_STATED GOAL_
Each entry below must be repeated exactly, with pictures left out.
★ ★ ★
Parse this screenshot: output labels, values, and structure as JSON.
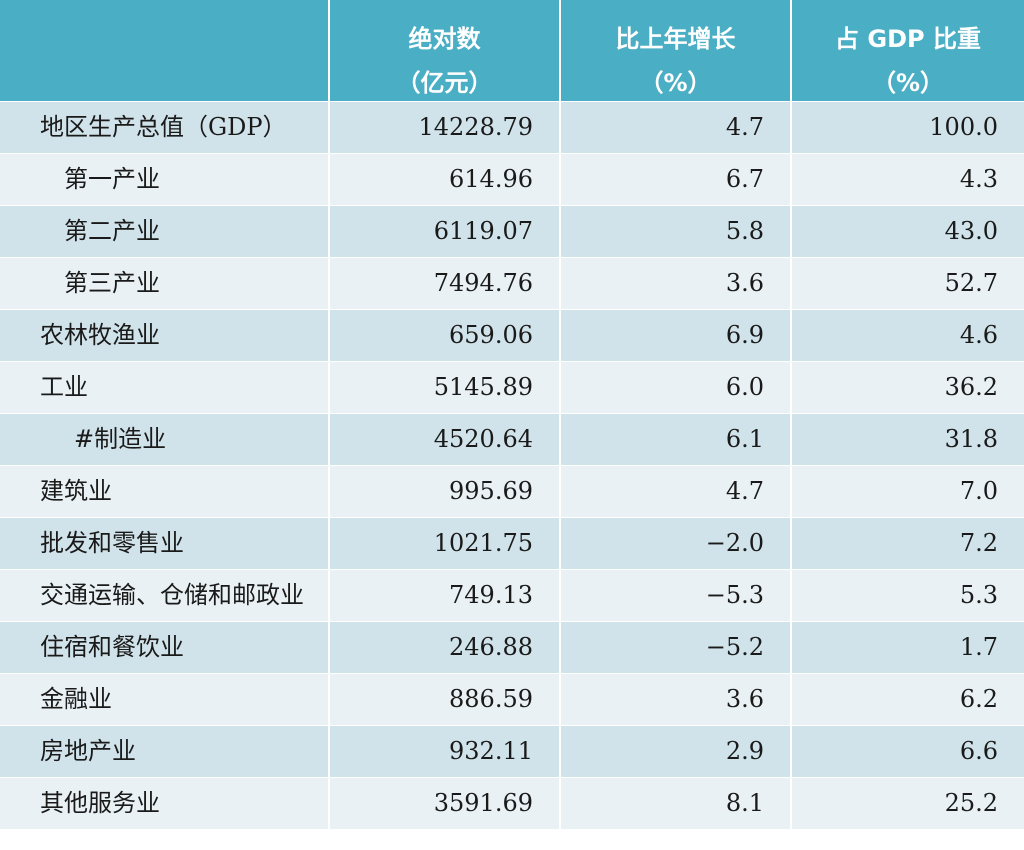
{
  "table": {
    "headers": [
      {
        "line1": "",
        "line2": ""
      },
      {
        "line1": "绝对数",
        "line2": "（亿元）"
      },
      {
        "line1": "比上年增长",
        "line2": "（%）"
      },
      {
        "line1": "占 GDP 比重",
        "line2": "（%）"
      }
    ],
    "rows": [
      {
        "label": "地区生产总值（GDP）",
        "absolute": "14228.79",
        "growth": "4.7",
        "share": "100.0"
      },
      {
        "label": "第一产业",
        "absolute": "614.96",
        "growth": "6.7",
        "share": "4.3"
      },
      {
        "label": "第二产业",
        "absolute": "6119.07",
        "growth": "5.8",
        "share": "43.0"
      },
      {
        "label": "第三产业",
        "absolute": "7494.76",
        "growth": "3.6",
        "share": "52.7"
      },
      {
        "label": "农林牧渔业",
        "absolute": "659.06",
        "growth": "6.9",
        "share": "4.6"
      },
      {
        "label": "工业",
        "absolute": "5145.89",
        "growth": "6.0",
        "share": "36.2"
      },
      {
        "label": "#制造业",
        "absolute": "4520.64",
        "growth": "6.1",
        "share": "31.8"
      },
      {
        "label": "建筑业",
        "absolute": "995.69",
        "growth": "4.7",
        "share": "7.0"
      },
      {
        "label": "批发和零售业",
        "absolute": "1021.75",
        "growth": "−2.0",
        "share": "7.2"
      },
      {
        "label": "交通运输、仓储和邮政业",
        "absolute": "749.13",
        "growth": "−5.3",
        "share": "5.3"
      },
      {
        "label": "住宿和餐饮业",
        "absolute": "246.88",
        "growth": "−5.2",
        "share": "1.7"
      },
      {
        "label": "金融业",
        "absolute": "886.59",
        "growth": "3.6",
        "share": "6.2"
      },
      {
        "label": "房地产业",
        "absolute": "932.11",
        "growth": "2.9",
        "share": "6.6"
      },
      {
        "label": "其他服务业",
        "absolute": "3591.69",
        "growth": "8.1",
        "share": "25.2"
      }
    ]
  },
  "colors": {
    "header_bg": "#4aaec4",
    "row_odd": "#d1e3ea",
    "row_even": "#e9f1f4"
  }
}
★ ★ ★
_FINAL RESULT_
Parse this screenshot: output labels, values, and structure as JSON.
{
  "table": {
    "headers": [
      {
        "line1": "",
        "line2": ""
      },
      {
        "line1": "绝对数",
        "line2": "（亿元）"
      },
      {
        "line1": "比上年增长",
        "line2": "（%）"
      },
      {
        "line1": "占 GDP 比重",
        "line2": "（%）"
      }
    ],
    "rows": [
      {
        "label": "地区生产总值（GDP）",
        "absolute": "14228.79",
        "growth": "4.7",
        "share": "100.0"
      },
      {
        "label": "第一产业",
        "absolute": "614.96",
        "growth": "6.7",
        "share": "4.3"
      },
      {
        "label": "第二产业",
        "absolute": "6119.07",
        "growth": "5.8",
        "share": "43.0"
      },
      {
        "label": "第三产业",
        "absolute": "7494.76",
        "growth": "3.6",
        "share": "52.7"
      },
      {
        "label": "农林牧渔业",
        "absolute": "659.06",
        "growth": "6.9",
        "share": "4.6"
      },
      {
        "label": "工业",
        "absolute": "5145.89",
        "growth": "6.0",
        "share": "36.2"
      },
      {
        "label": "#制造业",
        "absolute": "4520.64",
        "growth": "6.1",
        "share": "31.8"
      },
      {
        "label": "建筑业",
        "absolute": "995.69",
        "growth": "4.7",
        "share": "7.0"
      },
      {
        "label": "批发和零售业",
        "absolute": "1021.75",
        "growth": "−2.0",
        "share": "7.2"
      },
      {
        "label": "交通运输、仓储和邮政业",
        "absolute": "749.13",
        "growth": "−5.3",
        "share": "5.3"
      },
      {
        "label": "住宿和餐饮业",
        "absolute": "246.88",
        "growth": "−5.2",
        "share": "1.7"
      },
      {
        "label": "金融业",
        "absolute": "886.59",
        "growth": "3.6",
        "share": "6.2"
      },
      {
        "label": "房地产业",
        "absolute": "932.11",
        "growth": "2.9",
        "share": "6.6"
      },
      {
        "label": "其他服务业",
        "absolute": "3591.69",
        "growth": "8.1",
        "share": "25.2"
      }
    ]
  },
  "colors": {
    "header_bg": "#4aaec4",
    "row_odd": "#d1e3ea",
    "row_even": "#e9f1f4"
  }
}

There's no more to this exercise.